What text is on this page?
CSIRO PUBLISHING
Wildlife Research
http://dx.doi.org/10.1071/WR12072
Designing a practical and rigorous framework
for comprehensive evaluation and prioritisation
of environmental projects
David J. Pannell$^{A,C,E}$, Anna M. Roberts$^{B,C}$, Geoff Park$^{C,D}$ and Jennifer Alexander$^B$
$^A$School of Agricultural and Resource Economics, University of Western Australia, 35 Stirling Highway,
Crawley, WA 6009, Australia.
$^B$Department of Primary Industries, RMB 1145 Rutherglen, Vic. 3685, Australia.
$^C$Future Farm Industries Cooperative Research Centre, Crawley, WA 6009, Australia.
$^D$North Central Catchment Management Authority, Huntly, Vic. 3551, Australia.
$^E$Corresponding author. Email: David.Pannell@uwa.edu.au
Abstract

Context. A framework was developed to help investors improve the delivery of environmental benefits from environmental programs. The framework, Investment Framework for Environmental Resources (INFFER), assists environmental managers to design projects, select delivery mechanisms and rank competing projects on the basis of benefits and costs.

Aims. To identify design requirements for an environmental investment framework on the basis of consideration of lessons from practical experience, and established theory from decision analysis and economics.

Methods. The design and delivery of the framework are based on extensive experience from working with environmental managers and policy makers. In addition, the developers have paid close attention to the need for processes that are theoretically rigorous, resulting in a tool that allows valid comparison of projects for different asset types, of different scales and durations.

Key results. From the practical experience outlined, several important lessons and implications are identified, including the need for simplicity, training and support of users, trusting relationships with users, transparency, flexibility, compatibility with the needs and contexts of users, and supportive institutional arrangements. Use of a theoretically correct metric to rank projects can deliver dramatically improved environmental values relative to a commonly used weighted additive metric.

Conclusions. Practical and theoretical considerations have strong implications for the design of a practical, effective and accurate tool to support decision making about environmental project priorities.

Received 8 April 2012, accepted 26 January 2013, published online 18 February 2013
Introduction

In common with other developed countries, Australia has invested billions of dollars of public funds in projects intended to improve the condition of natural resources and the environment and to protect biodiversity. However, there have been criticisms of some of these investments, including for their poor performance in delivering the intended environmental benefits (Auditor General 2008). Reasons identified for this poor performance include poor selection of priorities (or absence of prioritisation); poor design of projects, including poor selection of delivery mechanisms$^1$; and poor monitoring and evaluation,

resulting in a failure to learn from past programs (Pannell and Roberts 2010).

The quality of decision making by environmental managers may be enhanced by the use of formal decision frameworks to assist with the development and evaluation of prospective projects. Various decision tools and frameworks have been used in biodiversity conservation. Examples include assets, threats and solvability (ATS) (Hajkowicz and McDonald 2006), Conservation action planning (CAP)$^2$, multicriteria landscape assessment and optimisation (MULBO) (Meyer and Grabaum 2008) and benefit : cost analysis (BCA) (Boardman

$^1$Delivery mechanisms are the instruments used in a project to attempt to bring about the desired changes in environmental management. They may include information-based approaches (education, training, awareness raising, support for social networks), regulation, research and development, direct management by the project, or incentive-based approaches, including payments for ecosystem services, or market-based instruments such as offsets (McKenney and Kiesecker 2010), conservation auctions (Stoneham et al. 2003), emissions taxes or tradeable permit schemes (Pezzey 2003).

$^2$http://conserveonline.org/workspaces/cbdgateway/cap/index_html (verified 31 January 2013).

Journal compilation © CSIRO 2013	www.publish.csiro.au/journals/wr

• **Exercise requirements**: Filter out all lines lacking the word "David" and copy the rest.

• **Task output**:
David J. Pannell$^{A,C,E}$, Anna M. Roberts$^{B,C}$, Geoff Park$^{C,D}$ and Jennifer Alexander$^B$
$^E$Corresponding author. Email: David.Pannell@uwa.edu.au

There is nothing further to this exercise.